-------- Data for this exercise --------

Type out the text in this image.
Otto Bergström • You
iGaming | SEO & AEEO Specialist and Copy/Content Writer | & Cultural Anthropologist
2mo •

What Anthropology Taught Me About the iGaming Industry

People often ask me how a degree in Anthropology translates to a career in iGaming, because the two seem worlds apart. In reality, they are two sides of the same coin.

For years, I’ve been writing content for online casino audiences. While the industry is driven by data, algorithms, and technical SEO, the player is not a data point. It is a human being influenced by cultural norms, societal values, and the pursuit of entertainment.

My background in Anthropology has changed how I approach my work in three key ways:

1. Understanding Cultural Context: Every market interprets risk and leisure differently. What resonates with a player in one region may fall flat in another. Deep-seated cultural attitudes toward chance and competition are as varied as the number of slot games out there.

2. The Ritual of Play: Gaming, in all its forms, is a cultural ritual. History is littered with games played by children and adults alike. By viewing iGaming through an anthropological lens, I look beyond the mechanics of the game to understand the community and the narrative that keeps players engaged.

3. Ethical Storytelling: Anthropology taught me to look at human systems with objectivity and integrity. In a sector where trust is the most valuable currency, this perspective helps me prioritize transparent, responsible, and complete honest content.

--------

Copy every line in the records above that contains the word "Anthropology".

→ **Solved exercise**:
What Anthropology Taught Me About the iGaming Industry
People often ask me how a degree in Anthropology translates to a career in iGaming, because the two seem worlds apart. In reality, they are two sides of the same coin.
My background in Anthropology has changed how I approach my work in three key ways:
3. Ethical Storytelling: Anthropology taught me to look at human systems with objectivity and integrity. In a sector where trust is the most valuable currency, this perspective helps me prioritize transparent, responsible, and complete honest content.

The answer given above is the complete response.